__Objectifs__:
• a. Indiquez si chacune des affirmations suivantes est conforme à l'article sur le réchauffement climatique. Répondez par oui ou par non et citez les mots décisifs de l'article.
(i) La vingtième session plénière du GIEC s'est tenue à Paris.
(ii) Les spécialistes réunis ont préparé des orientations pour un rapport prévu en 2005.
(iii) Dans l'hémisphère Nord, les précipitations d'hiver pourraient tomber davantage sous forme de neige.
• b. Recopiez, s'il vous plaît, le passage de l'article sur le réchauffement climatique compris entre « Malgré des incertitudes, les » et « 21 février dernier. », inclus.

Réchauffement

Le changement climatique aura des conséquences sociales et économiques

Entretien avec le président du G.I.E.C.

8 mars 2003

Le Groupe d’experts intergouvernemental sur l’évolution du climat (GIEC) a convoqué, mercredi 19 février, sa vingtième session plénière à Paris. Jusqu’au 21 février, près de 350 spécialistes ont élaboré, pour leur prochain rapport de 2007, de nouvelles orientations. Ces dernières, explique au ’Monde’ Rajendra Pachauri, président du GIEC, devront désormais évaluer les phénomènes climatiques « sur les plans économique et social ».
Malgré des incertitudes, les enjeux scientifiques du réchauffement climatique sont en effet connus. Des scientifiques français et américains viennent ainsi de mettre en évidence le rôle de la salinité de l’eau des océans dans le déclenchement du phénomène climatique El Niño. Quant aux répercussions sur la faune, elles sont également de mieux en mieux appréhendées. Nous reproduisons ci-après un entretien paru dans ’le Monde’ du 21 février dernier.

Quel est l’état de la connaissance scientifique sur le changement climatique ?
Rajendra Pachauri : Depuis les rapports du Groupe intergouvernemental sur l’évolution du climat (GIEC) de 1990 et de 1995, la compréhension du système climatique s’est beaucoup améliorée. Il y a un fait que nous ne pouvons ignorer : la concentration de gaz à effet de serre dans l’atmosphère est à niveau jamais atteint depuis sans doute dix millions d’années. Et cela devrait provoquer un réchauffement allant de 1,4 à 5,8 degrés d’ici un siècle, ce qui et énorme.
Une chose est importante : l’impact du changement climatique en sera pas uniforme sur tout le globe, en raison des différences de fonctionnement du cycle de l’eau et des précipitations ici et là. Par exemple, il se pourrait que dans l’hémisphère Nord on note un accroissement des précipitations en hiver, sous forme de pluies plutôt que de neige, ce qui multiplierait les possibilités d’inondation. Et faute de neige en hiver, il y aurait moins d’eau au printemps et les sécheresses pourraient se produire en été.

Que pensez-vous des critiques de la théorie du changement climatique ?

__Données__:
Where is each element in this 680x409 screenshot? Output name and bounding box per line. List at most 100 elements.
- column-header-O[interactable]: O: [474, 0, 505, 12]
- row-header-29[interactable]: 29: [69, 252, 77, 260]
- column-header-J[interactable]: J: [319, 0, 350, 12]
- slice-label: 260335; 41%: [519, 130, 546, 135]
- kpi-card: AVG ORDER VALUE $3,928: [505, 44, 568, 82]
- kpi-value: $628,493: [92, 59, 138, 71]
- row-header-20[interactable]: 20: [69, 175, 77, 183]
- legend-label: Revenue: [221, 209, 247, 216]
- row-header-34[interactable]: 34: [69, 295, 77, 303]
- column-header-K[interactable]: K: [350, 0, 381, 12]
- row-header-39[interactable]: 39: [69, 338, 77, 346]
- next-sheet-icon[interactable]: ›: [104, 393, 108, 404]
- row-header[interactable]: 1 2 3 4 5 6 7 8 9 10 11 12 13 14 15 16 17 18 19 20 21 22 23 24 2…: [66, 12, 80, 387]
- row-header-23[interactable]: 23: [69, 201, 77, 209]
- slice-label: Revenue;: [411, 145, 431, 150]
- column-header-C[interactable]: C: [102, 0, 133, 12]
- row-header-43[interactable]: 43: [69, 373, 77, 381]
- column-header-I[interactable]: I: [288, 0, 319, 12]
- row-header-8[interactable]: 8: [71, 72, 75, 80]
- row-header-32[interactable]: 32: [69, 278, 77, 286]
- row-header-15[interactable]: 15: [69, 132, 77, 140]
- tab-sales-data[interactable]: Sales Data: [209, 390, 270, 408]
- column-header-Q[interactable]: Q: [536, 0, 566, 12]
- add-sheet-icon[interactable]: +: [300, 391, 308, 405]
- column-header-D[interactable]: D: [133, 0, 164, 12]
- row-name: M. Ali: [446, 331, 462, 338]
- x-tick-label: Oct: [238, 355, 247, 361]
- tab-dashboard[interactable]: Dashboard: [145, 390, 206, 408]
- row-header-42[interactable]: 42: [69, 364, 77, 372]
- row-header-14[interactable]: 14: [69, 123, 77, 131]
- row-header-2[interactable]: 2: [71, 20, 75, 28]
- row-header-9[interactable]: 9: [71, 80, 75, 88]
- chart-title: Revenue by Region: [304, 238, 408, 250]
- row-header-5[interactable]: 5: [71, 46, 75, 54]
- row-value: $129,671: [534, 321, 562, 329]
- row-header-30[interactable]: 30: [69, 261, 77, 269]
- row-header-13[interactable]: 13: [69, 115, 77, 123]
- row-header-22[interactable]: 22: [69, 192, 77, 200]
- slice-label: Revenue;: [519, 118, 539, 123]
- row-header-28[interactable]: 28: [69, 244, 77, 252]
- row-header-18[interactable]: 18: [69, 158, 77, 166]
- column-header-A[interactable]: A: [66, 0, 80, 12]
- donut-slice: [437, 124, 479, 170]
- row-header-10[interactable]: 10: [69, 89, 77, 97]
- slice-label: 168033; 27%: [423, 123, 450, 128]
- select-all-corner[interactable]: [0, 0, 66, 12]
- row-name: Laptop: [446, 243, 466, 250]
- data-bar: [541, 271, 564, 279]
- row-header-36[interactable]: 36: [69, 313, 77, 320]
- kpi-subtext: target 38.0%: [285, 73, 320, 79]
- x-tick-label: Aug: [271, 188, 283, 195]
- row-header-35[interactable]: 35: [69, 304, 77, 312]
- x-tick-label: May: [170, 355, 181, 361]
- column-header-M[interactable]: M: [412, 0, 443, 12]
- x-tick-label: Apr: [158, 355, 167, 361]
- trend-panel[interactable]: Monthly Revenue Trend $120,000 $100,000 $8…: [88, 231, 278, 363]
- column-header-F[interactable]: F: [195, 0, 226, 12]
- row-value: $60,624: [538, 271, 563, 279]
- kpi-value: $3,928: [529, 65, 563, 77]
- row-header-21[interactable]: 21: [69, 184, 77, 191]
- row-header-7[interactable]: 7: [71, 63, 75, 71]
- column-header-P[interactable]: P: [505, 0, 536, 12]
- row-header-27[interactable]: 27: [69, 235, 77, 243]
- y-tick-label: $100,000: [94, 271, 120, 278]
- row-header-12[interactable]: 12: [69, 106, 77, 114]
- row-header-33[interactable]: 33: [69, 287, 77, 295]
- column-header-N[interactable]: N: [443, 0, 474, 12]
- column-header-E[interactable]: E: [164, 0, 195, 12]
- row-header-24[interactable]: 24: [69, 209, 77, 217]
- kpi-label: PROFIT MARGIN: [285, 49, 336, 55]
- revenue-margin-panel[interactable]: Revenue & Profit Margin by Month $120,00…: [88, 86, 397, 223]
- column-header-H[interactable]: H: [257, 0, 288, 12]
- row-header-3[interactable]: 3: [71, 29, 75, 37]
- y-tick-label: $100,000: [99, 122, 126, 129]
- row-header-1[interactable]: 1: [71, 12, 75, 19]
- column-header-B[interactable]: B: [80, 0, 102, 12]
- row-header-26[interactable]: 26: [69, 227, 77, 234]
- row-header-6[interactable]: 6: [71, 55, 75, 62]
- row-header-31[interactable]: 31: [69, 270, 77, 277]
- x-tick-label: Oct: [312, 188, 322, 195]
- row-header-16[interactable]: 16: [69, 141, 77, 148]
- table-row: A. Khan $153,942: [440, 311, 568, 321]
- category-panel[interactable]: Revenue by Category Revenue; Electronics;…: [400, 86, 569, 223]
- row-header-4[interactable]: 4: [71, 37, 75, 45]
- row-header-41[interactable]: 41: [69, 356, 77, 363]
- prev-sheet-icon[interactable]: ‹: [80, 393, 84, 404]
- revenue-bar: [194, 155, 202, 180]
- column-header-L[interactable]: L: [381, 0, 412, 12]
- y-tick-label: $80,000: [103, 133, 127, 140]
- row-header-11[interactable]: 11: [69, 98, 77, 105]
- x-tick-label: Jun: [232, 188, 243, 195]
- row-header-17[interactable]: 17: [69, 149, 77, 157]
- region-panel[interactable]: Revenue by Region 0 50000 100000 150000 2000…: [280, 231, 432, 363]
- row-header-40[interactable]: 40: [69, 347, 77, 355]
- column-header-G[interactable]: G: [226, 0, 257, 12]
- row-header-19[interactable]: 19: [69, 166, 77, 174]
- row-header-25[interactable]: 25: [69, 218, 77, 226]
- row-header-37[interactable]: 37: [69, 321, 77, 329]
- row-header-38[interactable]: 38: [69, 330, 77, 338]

__Réponses__:
• a.
(i) Oui : « a convoqué, mercredi 19 février, sa vingtième session plénière à Paris »
(ii) Non : « pour leur prochain rapport de 2007 »
(iii) Non : « sous forme de pluies plutôt que de neige »

• b.
Malgré des incertitudes, les enjeux scientifiques du réchauffement climatique sont en effet connus. Des scientifiques français et américains viennent ainsi de mettre en évidence le rôle de la salinité de l’eau des océans dans le déclenchement du phénomène climatique El Niño. Quant aux répercussions sur la faune, elles sont également de mieux en mieux appréhendées. Nous reproduisons ci-après un entretien paru dans ’le Monde’ du 21 février dernier.